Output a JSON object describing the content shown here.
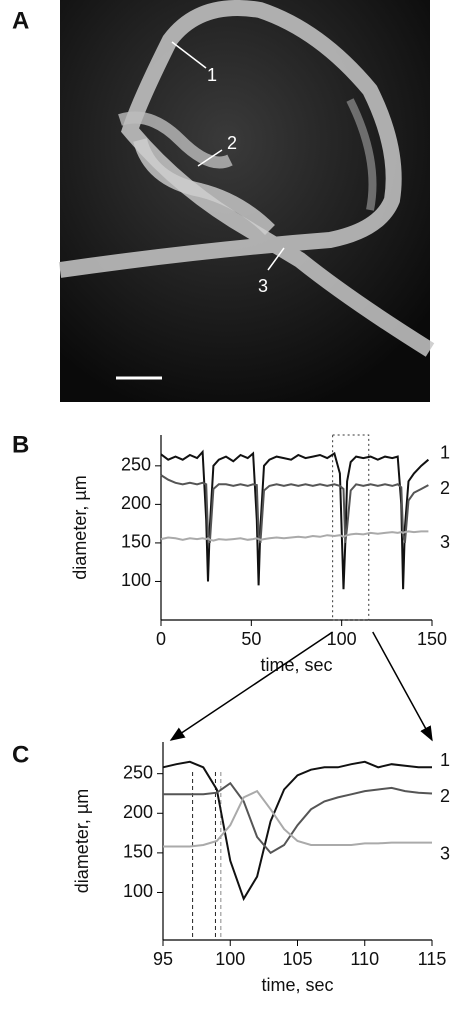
{
  "panel_a": {
    "label": "A",
    "markers": [
      "1",
      "2",
      "3"
    ]
  },
  "chart_data": [
    {
      "type": "line",
      "panel_label": "B",
      "x_label": "time, sec",
      "y_label": "diameter, µm",
      "xlim": [
        0,
        150
      ],
      "xticks": [
        0,
        50,
        100,
        150
      ],
      "ylim": [
        50,
        290
      ],
      "yticks": [
        100,
        150,
        200,
        250
      ],
      "zoom_range": [
        95,
        115
      ],
      "x": [
        0,
        4,
        8,
        12,
        16,
        20,
        23,
        25,
        26,
        27,
        29,
        32,
        36,
        40,
        44,
        48,
        51,
        53,
        54,
        55,
        57,
        60,
        64,
        68,
        72,
        76,
        80,
        84,
        88,
        92,
        96,
        99,
        101,
        102,
        103,
        105,
        108,
        112,
        116,
        120,
        124,
        128,
        131,
        133,
        134,
        135,
        137,
        140,
        144,
        148
      ],
      "series": [
        {
          "name": "1",
          "color": "#111111",
          "values": [
            265,
            258,
            262,
            258,
            264,
            260,
            268,
            180,
            100,
            170,
            250,
            258,
            262,
            256,
            264,
            260,
            266,
            180,
            95,
            170,
            250,
            258,
            262,
            260,
            258,
            264,
            260,
            262,
            264,
            260,
            266,
            240,
            90,
            150,
            230,
            255,
            262,
            260,
            262,
            258,
            262,
            260,
            262,
            200,
            90,
            170,
            230,
            240,
            250,
            258
          ]
        },
        {
          "name": "2",
          "color": "#555555",
          "values": [
            238,
            232,
            228,
            226,
            228,
            226,
            228,
            226,
            160,
            150,
            220,
            226,
            226,
            224,
            226,
            224,
            226,
            225,
            160,
            150,
            218,
            224,
            226,
            224,
            226,
            224,
            226,
            224,
            226,
            224,
            226,
            224,
            220,
            150,
            170,
            218,
            226,
            224,
            226,
            224,
            226,
            224,
            226,
            222,
            160,
            150,
            205,
            215,
            220,
            225
          ]
        },
        {
          "name": "3",
          "color": "#aaaaaa",
          "values": [
            155,
            157,
            156,
            154,
            156,
            155,
            156,
            155,
            156,
            154,
            153,
            155,
            154,
            155,
            156,
            154,
            155,
            156,
            155,
            154,
            155,
            156,
            157,
            156,
            157,
            158,
            157,
            159,
            158,
            160,
            159,
            160,
            158,
            159,
            160,
            161,
            162,
            161,
            163,
            162,
            163,
            164,
            163,
            164,
            163,
            164,
            165,
            164,
            165,
            165
          ]
        }
      ]
    },
    {
      "type": "line",
      "panel_label": "C",
      "x_label": "time, sec",
      "y_label": "diameter, µm",
      "xlim": [
        95,
        115
      ],
      "xticks": [
        95,
        100,
        105,
        110,
        115
      ],
      "ylim": [
        40,
        290
      ],
      "yticks": [
        100,
        150,
        200,
        250
      ],
      "markers": [
        97.2,
        98.9,
        99.3
      ],
      "x": [
        95,
        96,
        97,
        98,
        99,
        100,
        101,
        102,
        103,
        104,
        105,
        106,
        107,
        108,
        109,
        110,
        111,
        112,
        113,
        114,
        115
      ],
      "series": [
        {
          "name": "1",
          "color": "#111111",
          "values": [
            258,
            262,
            265,
            258,
            230,
            140,
            92,
            120,
            190,
            230,
            248,
            255,
            258,
            258,
            262,
            265,
            258,
            262,
            260,
            258,
            258
          ]
        },
        {
          "name": "2",
          "color": "#555555",
          "values": [
            224,
            224,
            224,
            224,
            226,
            238,
            215,
            170,
            150,
            160,
            185,
            205,
            215,
            220,
            224,
            228,
            230,
            232,
            228,
            226,
            225
          ]
        },
        {
          "name": "3",
          "color": "#aaaaaa",
          "values": [
            158,
            158,
            158,
            160,
            165,
            185,
            220,
            228,
            205,
            180,
            165,
            160,
            160,
            160,
            160,
            162,
            162,
            163,
            163,
            163,
            163
          ]
        }
      ]
    }
  ]
}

######

*DIRECTIONS FOR THIS TASK*
Each record above should be copied character for character, with pictures dropped.

*ANSWER TO THIS TASK*
Output a JSON object describing the content shown here.
{
  "panel_a": {
    "label": "A",
    "markers": [
      "1",
      "2",
      "3"
    ]
  },
  "chart_data": [
    {
      "type": "line",
      "panel_label": "B",
      "x_label": "time, sec",
      "y_label": "diameter, µm",
      "xlim": [
        0,
        150
      ],
      "xticks": [
        0,
        50,
        100,
        150
      ],
      "ylim": [
        50,
        290
      ],
      "yticks": [
        100,
        150,
        200,
        250
      ],
      "zoom_range": [
        95,
        115
      ],
      "x": [
        0,
        4,
        8,
        12,
        16,
        20,
        23,
        25,
        26,
        27,
        29,
        32,
        36,
        40,
        44,
        48,
        51,
        53,
        54,
        55,
        57,
        60,
        64,
        68,
        72,
        76,
        80,
        84,
        88,
        92,
        96,
        99,
        101,
        102,
        103,
        105,
        108,
        112,
        116,
        120,
        124,
        128,
        131,
        133,
        134,
        135,
        137,
        140,
        144,
        148
      ],
      "series": [
        {
          "name": "1",
          "color": "#111111",
          "values": [
            265,
            258,
            262,
            258,
            264,
            260,
            268,
            180,
            100,
            170,
            250,
            258,
            262,
            256,
            264,
            260,
            266,
            180,
            95,
            170,
            250,
            258,
            262,
            260,
            258,
            264,
            260,
            262,
            264,
            260,
            266,
            240,
            90,
            150,
            230,
            255,
            262,
            260,
            262,
            258,
            262,
            260,
            262,
            200,
            90,
            170,
            230,
            240,
            250,
            258
          ]
        },
        {
          "name": "2",
          "color": "#555555",
          "values": [
            238,
            232,
            228,
            226,
            228,
            226,
            228,
            226,
            160,
            150,
            220,
            226,
            226,
            224,
            226,
            224,
            226,
            225,
            160,
            150,
            218,
            224,
            226,
            224,
            226,
            224,
            226,
            224,
            226,
            224,
            226,
            224,
            220,
            150,
            170,
            218,
            226,
            224,
            226,
            224,
            226,
            224,
            226,
            222,
            160,
            150,
            205,
            215,
            220,
            225
          ]
        },
        {
          "name": "3",
          "color": "#aaaaaa",
          "values": [
            155,
            157,
            156,
            154,
            156,
            155,
            156,
            155,
            156,
            154,
            153,
            155,
            154,
            155,
            156,
            154,
            155,
            156,
            155,
            154,
            155,
            156,
            157,
            156,
            157,
            158,
            157,
            159,
            158,
            160,
            159,
            160,
            158,
            159,
            160,
            161,
            162,
            161,
            163,
            162,
            163,
            164,
            163,
            164,
            163,
            164,
            165,
            164,
            165,
            165
          ]
        }
      ]
    },
    {
      "type": "line",
      "panel_label": "C",
      "x_label": "time, sec",
      "y_label": "diameter, µm",
      "xlim": [
        95,
        115
      ],
      "xticks": [
        95,
        100,
        105,
        110,
        115
      ],
      "ylim": [
        40,
        290
      ],
      "yticks": [
        100,
        150,
        200,
        250
      ],
      "markers": [
        97.2,
        98.9,
        99.3
      ],
      "x": [
        95,
        96,
        97,
        98,
        99,
        100,
        101,
        102,
        103,
        104,
        105,
        106,
        107,
        108,
        109,
        110,
        111,
        112,
        113,
        114,
        115
      ],
      "series": [
        {
          "name": "1",
          "color": "#111111",
          "values": [
            258,
            262,
            265,
            258,
            230,
            140,
            92,
            120,
            190,
            230,
            248,
            255,
            258,
            258,
            262,
            265,
            258,
            262,
            260,
            258,
            258
          ]
        },
        {
          "name": "2",
          "color": "#555555",
          "values": [
            224,
            224,
            224,
            224,
            226,
            238,
            215,
            170,
            150,
            160,
            185,
            205,
            215,
            220,
            224,
            228,
            230,
            232,
            228,
            226,
            225
          ]
        },
        {
          "name": "3",
          "color": "#aaaaaa",
          "values": [
            158,
            158,
            158,
            160,
            165,
            185,
            220,
            228,
            205,
            180,
            165,
            160,
            160,
            160,
            160,
            162,
            162,
            163,
            163,
            163,
            163
          ]
        }
      ]
    }
  ]
}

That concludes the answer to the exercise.